Check each line of the data for "ευθείες" and select those that have it.

--- begin Available records ---

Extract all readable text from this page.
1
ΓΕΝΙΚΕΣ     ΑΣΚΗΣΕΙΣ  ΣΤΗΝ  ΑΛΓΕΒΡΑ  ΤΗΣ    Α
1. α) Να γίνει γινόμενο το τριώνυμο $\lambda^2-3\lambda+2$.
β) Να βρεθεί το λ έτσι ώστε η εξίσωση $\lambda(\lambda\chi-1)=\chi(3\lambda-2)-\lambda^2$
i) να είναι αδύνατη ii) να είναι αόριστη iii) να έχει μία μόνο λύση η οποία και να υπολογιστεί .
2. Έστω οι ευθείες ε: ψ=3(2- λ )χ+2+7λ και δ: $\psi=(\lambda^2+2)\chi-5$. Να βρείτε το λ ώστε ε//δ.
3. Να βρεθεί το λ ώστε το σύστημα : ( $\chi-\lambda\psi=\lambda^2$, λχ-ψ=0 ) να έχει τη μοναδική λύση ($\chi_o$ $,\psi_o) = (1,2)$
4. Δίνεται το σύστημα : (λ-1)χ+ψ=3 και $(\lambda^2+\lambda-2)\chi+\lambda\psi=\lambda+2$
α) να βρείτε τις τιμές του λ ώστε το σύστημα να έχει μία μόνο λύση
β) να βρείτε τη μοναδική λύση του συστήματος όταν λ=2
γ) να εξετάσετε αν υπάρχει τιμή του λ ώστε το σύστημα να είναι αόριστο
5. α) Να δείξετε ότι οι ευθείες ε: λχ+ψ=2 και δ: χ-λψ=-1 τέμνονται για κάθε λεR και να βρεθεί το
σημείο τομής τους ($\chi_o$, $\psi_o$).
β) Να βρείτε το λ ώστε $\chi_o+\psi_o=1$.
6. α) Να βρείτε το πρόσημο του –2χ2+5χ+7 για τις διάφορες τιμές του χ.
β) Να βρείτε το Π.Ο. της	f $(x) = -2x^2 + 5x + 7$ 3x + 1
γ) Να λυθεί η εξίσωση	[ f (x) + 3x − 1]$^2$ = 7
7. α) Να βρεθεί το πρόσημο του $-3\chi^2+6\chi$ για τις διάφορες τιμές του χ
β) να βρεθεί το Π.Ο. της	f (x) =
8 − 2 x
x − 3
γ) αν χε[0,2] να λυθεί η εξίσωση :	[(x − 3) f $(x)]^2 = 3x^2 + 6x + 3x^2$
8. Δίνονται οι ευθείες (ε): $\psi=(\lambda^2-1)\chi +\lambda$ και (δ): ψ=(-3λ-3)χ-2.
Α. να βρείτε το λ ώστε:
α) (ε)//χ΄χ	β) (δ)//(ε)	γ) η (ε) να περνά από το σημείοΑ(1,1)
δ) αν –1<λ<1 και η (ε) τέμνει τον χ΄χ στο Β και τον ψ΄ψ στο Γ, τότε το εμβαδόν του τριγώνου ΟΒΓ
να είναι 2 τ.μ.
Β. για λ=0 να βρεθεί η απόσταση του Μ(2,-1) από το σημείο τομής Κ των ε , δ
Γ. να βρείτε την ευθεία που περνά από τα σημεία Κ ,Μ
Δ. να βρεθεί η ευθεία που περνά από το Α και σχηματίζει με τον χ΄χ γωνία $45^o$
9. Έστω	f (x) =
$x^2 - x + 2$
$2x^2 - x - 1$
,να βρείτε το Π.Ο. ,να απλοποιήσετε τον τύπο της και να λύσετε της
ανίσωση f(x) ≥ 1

--- end Available records ---
--- begin Available records ---

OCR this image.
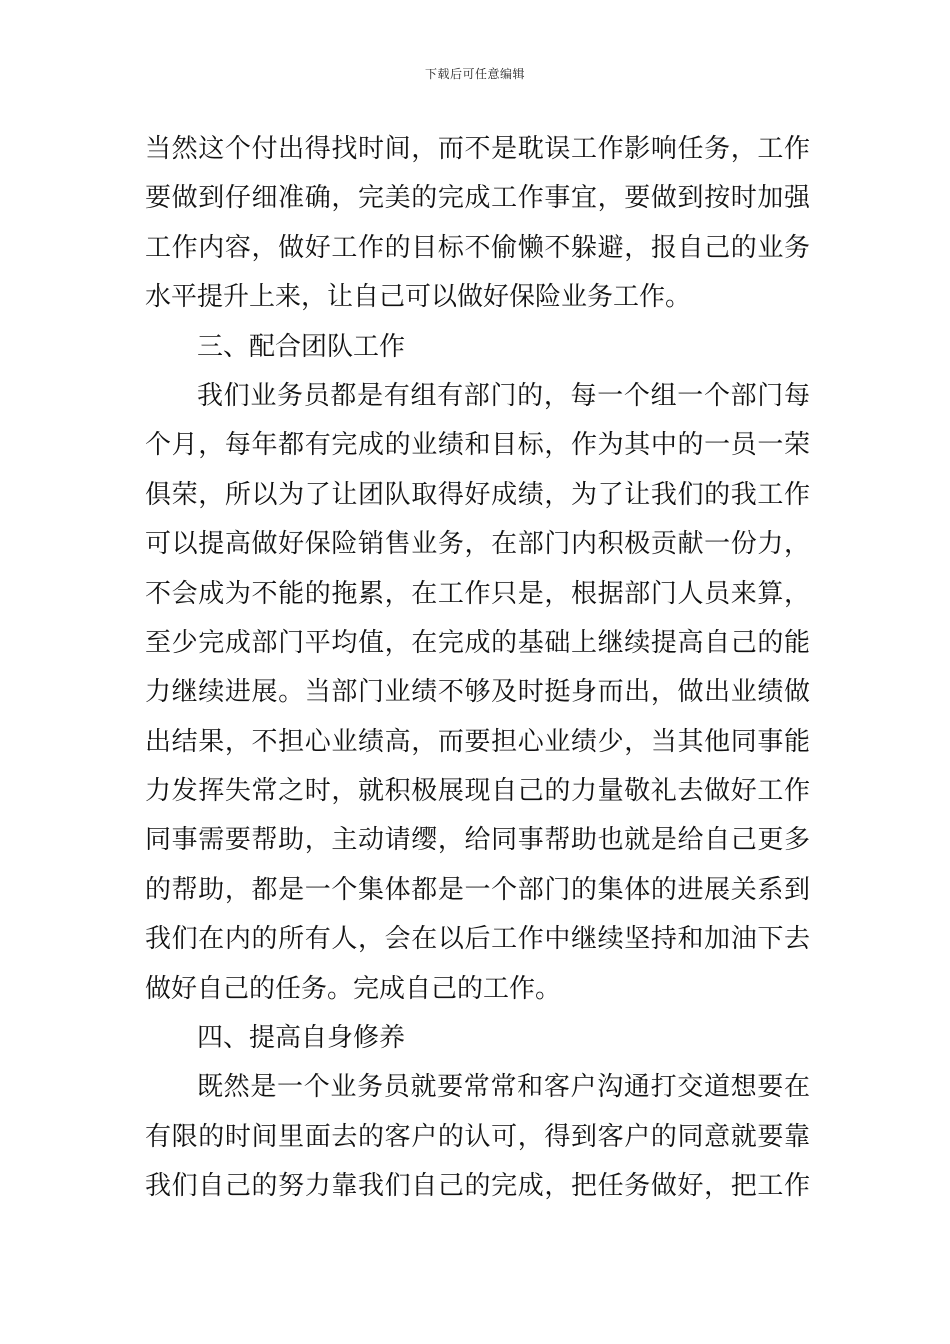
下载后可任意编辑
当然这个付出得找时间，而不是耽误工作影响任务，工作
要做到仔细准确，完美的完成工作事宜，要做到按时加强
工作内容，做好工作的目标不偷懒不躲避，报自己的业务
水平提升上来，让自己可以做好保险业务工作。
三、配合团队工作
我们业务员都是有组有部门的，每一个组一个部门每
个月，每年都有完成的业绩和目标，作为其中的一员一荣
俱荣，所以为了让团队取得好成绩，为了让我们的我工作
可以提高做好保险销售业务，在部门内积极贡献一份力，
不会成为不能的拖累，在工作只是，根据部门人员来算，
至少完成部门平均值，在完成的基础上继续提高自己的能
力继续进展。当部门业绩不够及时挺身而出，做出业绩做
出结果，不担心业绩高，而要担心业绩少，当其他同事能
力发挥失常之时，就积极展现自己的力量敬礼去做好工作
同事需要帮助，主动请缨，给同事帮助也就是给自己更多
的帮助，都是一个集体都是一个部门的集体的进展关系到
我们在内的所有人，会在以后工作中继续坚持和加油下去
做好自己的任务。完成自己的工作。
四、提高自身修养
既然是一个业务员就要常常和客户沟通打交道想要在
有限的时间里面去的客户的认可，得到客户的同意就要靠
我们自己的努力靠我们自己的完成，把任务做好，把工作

--- end Available records ---
--- begin Available records ---

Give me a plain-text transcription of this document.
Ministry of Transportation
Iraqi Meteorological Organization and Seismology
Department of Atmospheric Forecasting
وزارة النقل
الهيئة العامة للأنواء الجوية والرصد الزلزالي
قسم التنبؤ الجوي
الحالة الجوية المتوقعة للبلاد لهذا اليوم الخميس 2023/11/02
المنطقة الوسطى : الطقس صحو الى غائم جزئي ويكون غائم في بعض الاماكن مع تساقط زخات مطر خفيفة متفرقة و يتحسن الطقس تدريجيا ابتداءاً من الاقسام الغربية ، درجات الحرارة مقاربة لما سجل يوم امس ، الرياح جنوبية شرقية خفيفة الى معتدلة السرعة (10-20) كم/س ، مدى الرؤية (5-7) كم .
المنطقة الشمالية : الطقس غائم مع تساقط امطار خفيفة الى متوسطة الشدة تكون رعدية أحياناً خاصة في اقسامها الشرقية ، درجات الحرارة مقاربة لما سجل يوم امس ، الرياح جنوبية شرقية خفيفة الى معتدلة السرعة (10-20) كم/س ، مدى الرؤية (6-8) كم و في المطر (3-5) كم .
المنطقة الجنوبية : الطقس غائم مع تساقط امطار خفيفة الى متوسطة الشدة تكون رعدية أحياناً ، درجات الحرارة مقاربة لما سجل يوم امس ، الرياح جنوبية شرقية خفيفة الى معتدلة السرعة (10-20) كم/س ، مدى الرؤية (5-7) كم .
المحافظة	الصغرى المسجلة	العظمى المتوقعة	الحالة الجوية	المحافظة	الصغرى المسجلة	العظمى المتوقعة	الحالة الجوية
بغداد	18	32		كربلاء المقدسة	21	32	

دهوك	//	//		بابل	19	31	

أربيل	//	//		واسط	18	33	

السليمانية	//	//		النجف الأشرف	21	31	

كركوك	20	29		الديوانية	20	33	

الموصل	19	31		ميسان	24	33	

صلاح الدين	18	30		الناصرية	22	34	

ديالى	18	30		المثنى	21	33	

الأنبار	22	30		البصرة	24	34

--- end Available records ---

- _Exercise response_
2. Έστω οι ευθείες ε: ψ=3(2- λ )χ+2+7λ και δ: $\psi=(\lambda^2+2)\chi-5$. Να βρείτε το λ ώστε ε//δ.
5. α) Να δείξετε ότι οι ευθείες ε: λχ+ψ=2 και δ: χ-λψ=-1 τέμνονται για κάθε λεR και να βρεθεί το
8. Δίνονται οι ευθείες (ε): $\psi=(\lambda^2-1)\chi +\lambda$ και (δ): ψ=(-3λ-3)χ-2.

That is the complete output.